= SUPPLIED TEXT =
━━━━━━━━━━━━━━━━━━━━

In contrast with their attitude to orphans, most missionaries did not believe workers could be saved. It was not the job of the missionaries to improve the conditions that the God-given free market had provided for them. Black timber employees in particular worked in dangerous conditions, received meager salaries, and lived in substandard accommodation.
Most black workers with whom I spoke felt that the white managers were not treating them with human dignity and that they perpetuated racial discrimination from colonial and apartheid times. During our conversations, one of my key participants was a black worker involved in labor organizing against Bulembu management, who stressed that white managers did not feel the pain of Swati workers. He charged black politicians and rich people close to the monarchy with the same lack of empathy: they, too, “don’t feel the pain of others.”
Colonial Collusion
Those words hit the nail on the head. The king and his cronies have lost empathy for their citizens, with whom they share a history of racial discrimination — even if the effects are highly uneven because of class differences. They have no qualms about colluding in human rights violations against the victims of Trump’s hate-fueled deportation drive.

━━━━━━━━━━━━━━━━━━━━

= THE DATA =
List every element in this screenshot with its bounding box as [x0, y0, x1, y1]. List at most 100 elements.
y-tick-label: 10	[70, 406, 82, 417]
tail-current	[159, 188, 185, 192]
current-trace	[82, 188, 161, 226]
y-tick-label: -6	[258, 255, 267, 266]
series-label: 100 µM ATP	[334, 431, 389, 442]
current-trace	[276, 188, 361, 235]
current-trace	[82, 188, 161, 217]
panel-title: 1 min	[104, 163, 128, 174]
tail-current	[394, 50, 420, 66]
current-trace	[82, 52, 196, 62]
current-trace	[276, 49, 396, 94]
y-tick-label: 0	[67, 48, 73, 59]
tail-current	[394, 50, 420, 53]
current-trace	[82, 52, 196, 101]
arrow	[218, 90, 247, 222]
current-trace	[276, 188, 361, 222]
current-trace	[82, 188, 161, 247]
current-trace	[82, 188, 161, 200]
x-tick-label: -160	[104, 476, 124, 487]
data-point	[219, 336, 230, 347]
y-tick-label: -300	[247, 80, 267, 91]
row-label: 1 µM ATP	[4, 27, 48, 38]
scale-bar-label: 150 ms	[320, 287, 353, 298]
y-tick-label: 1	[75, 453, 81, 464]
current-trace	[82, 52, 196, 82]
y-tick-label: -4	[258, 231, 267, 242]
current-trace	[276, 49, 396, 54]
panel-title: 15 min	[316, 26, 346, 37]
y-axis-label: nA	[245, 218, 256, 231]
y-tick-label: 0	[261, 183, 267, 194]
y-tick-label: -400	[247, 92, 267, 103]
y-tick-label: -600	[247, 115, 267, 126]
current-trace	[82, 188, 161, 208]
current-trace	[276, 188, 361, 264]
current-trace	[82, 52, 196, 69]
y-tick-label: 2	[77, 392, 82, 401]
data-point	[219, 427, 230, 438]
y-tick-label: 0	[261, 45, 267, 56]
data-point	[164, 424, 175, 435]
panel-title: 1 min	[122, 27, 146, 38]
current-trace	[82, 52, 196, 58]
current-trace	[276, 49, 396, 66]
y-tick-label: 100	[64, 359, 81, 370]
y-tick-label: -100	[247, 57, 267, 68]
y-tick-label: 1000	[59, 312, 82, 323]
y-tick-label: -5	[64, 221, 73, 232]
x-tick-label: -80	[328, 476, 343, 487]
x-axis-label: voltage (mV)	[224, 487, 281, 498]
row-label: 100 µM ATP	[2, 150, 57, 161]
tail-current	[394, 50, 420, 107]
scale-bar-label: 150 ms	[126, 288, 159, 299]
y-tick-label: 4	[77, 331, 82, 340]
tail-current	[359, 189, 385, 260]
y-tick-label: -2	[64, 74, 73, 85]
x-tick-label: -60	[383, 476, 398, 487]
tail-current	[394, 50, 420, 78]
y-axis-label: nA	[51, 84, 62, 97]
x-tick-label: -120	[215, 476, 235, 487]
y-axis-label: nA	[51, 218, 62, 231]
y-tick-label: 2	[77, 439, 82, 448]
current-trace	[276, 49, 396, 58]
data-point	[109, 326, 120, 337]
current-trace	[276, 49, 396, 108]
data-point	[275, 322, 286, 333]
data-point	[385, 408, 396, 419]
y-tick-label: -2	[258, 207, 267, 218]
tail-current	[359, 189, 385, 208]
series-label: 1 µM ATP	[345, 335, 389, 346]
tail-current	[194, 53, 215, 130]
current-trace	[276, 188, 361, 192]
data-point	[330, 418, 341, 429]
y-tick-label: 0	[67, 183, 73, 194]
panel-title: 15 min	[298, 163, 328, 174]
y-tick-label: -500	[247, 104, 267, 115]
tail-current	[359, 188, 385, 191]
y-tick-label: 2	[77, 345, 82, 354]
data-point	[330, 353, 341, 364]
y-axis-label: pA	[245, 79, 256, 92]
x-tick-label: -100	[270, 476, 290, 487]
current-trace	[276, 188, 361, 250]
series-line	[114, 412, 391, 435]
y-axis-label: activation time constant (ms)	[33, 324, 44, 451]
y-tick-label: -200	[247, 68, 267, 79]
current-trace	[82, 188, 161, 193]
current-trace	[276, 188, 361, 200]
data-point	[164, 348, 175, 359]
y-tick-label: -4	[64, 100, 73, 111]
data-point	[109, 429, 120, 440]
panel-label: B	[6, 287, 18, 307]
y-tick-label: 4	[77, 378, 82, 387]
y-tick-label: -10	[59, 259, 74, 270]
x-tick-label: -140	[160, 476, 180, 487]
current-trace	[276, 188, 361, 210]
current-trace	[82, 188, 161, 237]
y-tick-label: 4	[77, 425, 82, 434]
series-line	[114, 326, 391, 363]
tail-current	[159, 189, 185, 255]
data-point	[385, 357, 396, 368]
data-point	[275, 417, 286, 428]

━━━━━━━━━━━━━━━━━━━━

= WHAT THIS EXERCISE ASKS =
[a] In the text about Bulembu workers and the monarchy, whom did the labor organizer accuse of the same lack of empathy as the white managers?
[b] Write the next few sentences of the text about Bulembu workers and the monarchy, picking up after its final sentence.

= ANSWERS FOR EACH ITEM =
[a] Black politicians and rich people close to the monarchy.

[b]
Documents reviewed by the New York Times indicate that the Eswatini government was open to receiving more than 150 people from the United States in return for over $10 million. To make it worse, Eswatini officials asked the US government if there was an expectation that local officials would put the deportees on trial and sentence them once landed in the kingdom.
This echoes the track record of Rwanda’s president, Paul Kagame, who has been looting the Democratic Repubic of the Congo’s rich mineral resources, bringing destabilization and armed conflict to the neighboring country — very much like what Western powers have done for hundreds of years, and still do through proxies such as Kagame. It is no surprise that the Rwandan leader has also signed a deportation deal with the United States, with seven people already landed in Kigali earlier in August.
The brave activists and lawyers who are now fighting for the rights of the deportees in Eswatini and other African countries are not upholding some abstract notion of human rights as a vestige of a collapsing liberal world order, as far-right propaganda would have us believe. They are fighting for justice, to end practices that perpetuate the centuries-long brutality and dehumanization of people of color and those from non-Western backgrounds more generally.
Today’s deportations remind us of many past atrocities: from extraordinary renditions during the Bush administration’s wars in Afghanistan and Iraq, to the abductions of anti-apartheid activists by South African forces, or the desaparecidos of the Chilean and Argentinian fascist dictatorships of the 1970s and ’80s, whose bodies are yet to be found.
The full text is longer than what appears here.